Data entries for graphics
----------------------------------------

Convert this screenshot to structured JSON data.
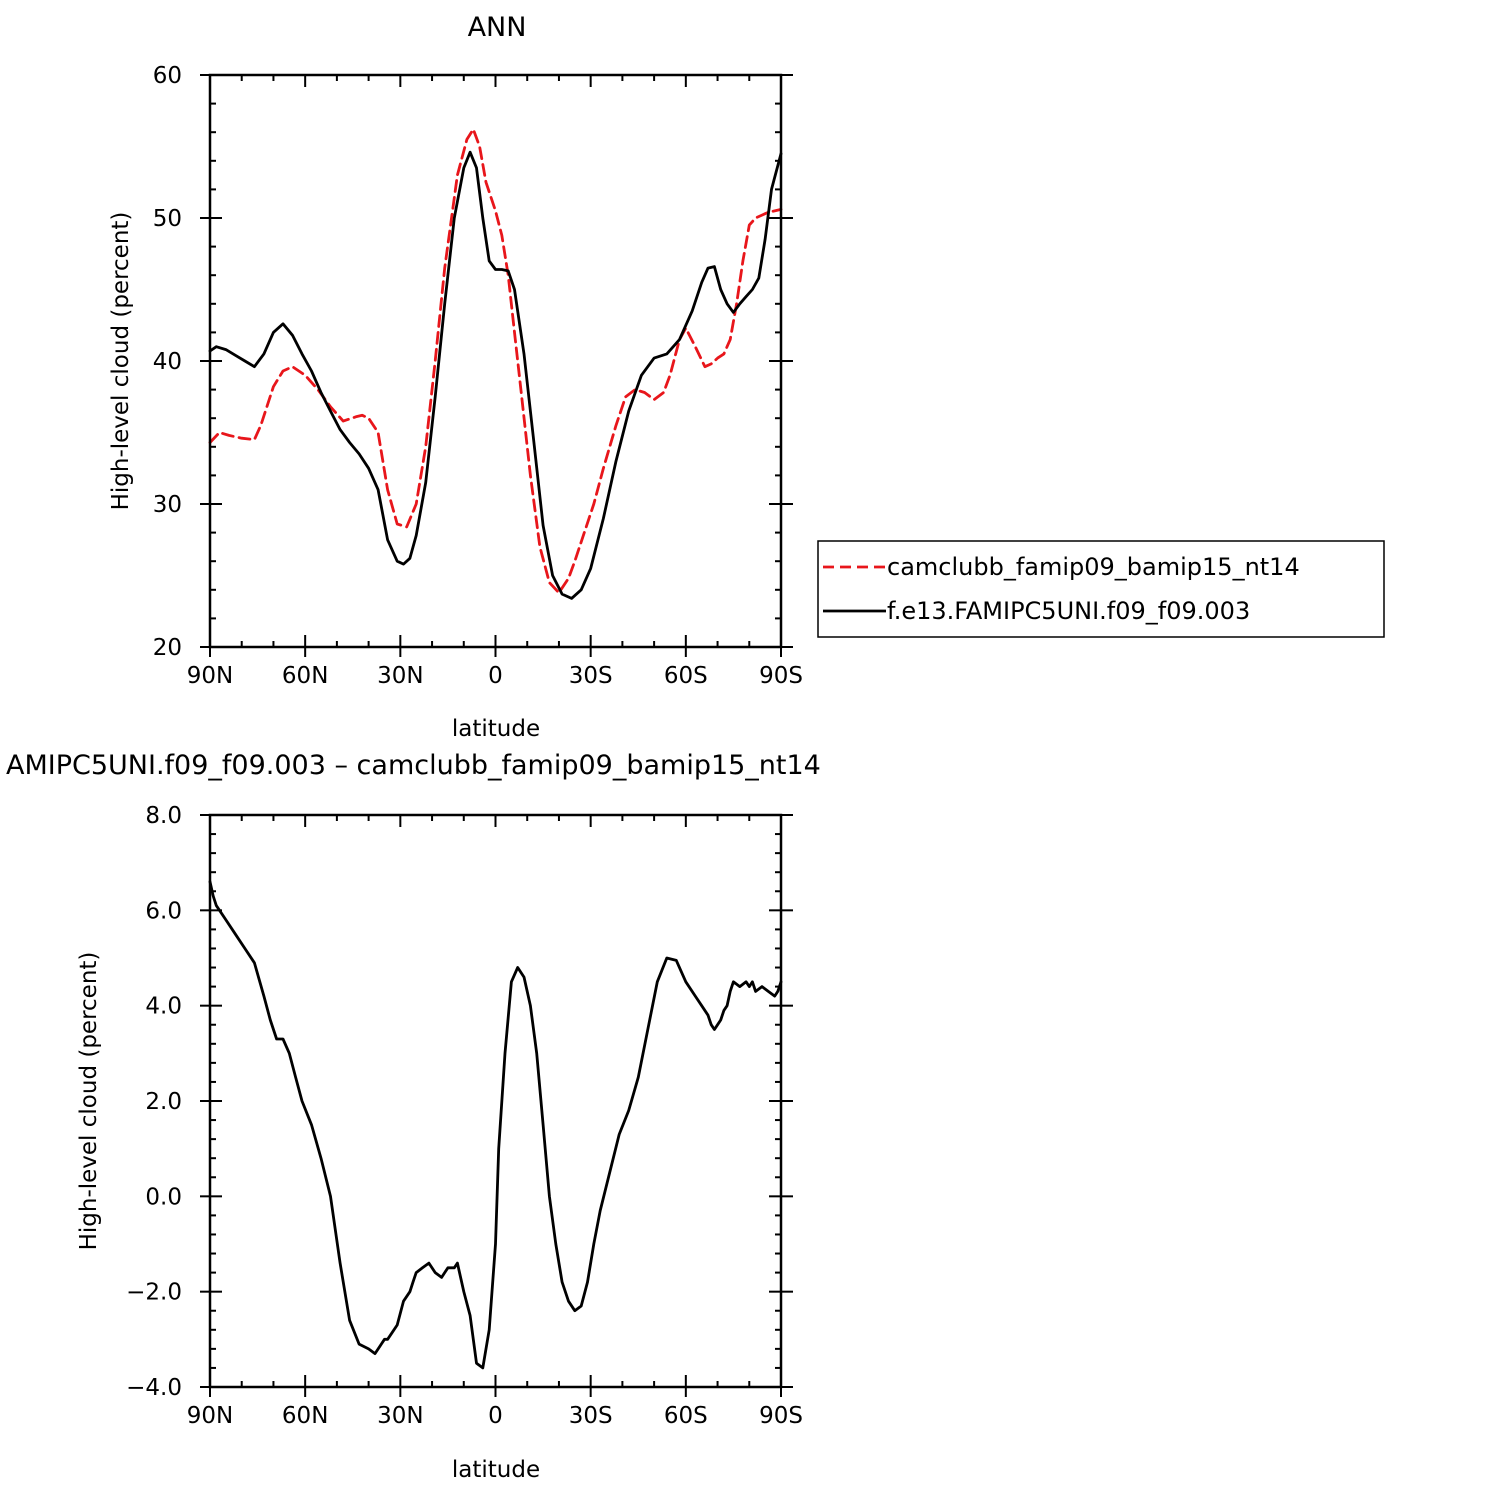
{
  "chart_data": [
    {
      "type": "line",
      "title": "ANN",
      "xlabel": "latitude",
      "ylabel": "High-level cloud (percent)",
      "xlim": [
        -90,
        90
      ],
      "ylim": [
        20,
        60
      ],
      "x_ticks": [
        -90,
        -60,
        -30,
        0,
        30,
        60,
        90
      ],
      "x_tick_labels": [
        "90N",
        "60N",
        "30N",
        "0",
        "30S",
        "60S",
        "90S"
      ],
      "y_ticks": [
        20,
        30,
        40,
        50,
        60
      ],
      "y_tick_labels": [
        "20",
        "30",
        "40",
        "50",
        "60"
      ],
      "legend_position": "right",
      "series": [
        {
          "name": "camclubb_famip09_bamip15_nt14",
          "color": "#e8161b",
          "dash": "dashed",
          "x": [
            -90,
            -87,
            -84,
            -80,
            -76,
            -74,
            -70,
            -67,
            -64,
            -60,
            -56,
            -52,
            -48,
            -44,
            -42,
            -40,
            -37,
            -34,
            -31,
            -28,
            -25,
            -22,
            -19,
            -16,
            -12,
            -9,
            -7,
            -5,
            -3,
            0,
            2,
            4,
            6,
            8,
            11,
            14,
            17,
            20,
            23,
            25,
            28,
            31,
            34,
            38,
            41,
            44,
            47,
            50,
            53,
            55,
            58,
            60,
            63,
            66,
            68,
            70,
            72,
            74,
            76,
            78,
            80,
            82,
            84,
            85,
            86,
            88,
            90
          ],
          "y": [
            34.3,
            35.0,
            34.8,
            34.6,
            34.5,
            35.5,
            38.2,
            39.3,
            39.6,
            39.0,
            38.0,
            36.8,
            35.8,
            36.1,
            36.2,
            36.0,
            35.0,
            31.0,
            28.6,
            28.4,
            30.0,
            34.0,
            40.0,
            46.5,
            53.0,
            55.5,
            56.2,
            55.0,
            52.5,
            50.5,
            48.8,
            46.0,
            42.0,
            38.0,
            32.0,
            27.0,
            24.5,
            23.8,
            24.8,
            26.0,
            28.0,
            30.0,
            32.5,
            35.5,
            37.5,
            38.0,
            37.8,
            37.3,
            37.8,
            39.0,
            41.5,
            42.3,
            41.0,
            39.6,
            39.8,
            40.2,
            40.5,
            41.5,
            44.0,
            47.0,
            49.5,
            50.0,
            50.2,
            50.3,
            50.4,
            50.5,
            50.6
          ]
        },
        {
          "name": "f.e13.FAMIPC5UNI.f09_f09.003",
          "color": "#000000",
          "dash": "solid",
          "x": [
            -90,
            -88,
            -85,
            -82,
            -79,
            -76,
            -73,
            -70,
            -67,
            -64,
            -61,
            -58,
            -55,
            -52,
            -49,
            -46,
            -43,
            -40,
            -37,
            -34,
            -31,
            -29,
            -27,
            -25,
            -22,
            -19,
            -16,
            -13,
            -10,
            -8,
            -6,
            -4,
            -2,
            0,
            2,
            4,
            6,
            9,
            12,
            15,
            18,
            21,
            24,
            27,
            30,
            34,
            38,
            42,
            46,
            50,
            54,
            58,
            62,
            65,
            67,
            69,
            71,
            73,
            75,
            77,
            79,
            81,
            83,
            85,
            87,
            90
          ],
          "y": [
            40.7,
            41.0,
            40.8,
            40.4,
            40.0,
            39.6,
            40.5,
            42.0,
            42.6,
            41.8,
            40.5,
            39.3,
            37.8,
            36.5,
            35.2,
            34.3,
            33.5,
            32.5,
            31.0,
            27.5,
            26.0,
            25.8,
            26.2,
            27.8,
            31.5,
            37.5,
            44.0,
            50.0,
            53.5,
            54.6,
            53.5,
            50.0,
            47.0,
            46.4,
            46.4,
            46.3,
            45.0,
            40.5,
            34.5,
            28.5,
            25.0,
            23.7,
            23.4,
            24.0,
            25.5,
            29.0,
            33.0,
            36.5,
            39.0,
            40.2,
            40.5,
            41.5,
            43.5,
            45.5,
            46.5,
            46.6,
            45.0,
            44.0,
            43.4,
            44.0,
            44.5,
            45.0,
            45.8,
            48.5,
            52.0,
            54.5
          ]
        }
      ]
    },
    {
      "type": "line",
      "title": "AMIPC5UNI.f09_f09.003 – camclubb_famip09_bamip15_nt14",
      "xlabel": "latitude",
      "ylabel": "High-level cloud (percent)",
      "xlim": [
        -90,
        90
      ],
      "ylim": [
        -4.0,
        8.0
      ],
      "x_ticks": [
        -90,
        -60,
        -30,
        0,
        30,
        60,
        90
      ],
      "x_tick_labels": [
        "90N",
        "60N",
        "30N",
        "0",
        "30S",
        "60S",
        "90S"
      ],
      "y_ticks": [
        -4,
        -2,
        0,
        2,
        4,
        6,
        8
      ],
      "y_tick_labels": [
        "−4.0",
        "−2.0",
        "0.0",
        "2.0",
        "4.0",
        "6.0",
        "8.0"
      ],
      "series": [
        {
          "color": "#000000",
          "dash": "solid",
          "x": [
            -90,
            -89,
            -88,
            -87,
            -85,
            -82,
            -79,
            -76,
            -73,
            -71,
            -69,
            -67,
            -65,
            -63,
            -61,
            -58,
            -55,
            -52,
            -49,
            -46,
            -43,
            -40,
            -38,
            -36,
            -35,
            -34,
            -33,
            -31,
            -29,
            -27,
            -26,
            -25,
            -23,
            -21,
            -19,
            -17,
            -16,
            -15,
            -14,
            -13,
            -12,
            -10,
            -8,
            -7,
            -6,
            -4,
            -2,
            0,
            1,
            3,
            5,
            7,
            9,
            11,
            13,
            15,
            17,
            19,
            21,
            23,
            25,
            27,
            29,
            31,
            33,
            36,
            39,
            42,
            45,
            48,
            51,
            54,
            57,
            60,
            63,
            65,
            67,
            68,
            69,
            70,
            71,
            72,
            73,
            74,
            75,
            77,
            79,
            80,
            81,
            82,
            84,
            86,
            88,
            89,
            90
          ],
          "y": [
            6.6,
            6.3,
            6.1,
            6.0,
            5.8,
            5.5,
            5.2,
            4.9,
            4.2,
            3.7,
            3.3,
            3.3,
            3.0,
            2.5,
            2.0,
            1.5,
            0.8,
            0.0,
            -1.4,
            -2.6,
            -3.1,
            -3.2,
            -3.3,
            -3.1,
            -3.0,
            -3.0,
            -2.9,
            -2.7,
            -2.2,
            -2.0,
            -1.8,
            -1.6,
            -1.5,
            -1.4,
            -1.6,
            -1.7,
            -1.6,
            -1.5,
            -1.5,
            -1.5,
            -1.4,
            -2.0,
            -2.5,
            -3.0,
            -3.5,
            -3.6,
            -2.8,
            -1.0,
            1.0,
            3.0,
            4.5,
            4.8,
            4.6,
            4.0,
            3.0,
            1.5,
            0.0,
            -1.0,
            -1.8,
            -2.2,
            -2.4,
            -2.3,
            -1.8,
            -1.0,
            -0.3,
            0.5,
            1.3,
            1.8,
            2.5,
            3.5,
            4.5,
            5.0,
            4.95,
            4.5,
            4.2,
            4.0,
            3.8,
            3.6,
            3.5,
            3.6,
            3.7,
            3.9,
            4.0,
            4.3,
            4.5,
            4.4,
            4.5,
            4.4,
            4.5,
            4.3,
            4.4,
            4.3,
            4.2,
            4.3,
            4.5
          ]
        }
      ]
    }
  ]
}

----------------------------------------

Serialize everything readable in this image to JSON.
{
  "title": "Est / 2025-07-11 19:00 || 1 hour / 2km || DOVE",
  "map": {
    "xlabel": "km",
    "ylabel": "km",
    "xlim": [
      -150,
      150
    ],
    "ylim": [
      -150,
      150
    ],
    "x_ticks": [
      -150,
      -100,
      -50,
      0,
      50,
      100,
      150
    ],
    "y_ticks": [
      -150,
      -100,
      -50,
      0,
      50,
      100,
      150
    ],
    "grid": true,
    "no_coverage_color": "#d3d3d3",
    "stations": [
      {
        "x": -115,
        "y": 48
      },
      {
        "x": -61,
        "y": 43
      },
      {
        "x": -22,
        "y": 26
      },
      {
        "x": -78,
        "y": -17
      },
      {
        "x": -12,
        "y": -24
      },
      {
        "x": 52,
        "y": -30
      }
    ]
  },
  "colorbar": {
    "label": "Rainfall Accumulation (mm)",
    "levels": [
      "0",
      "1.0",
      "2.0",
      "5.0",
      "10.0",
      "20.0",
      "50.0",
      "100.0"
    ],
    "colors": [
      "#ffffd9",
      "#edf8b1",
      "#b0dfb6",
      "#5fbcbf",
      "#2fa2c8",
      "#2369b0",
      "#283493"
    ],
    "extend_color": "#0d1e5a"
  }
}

----------------------------------------

Show all lines above holding "title".

      "title": "ANN",
      "title": "AMIPC5UNI.f09_f09.003 – camclubb_famip09_bamip15_nt14",
  "title": "Est / 2025-07-11 19:00 || 1 hour / 2km || DOVE",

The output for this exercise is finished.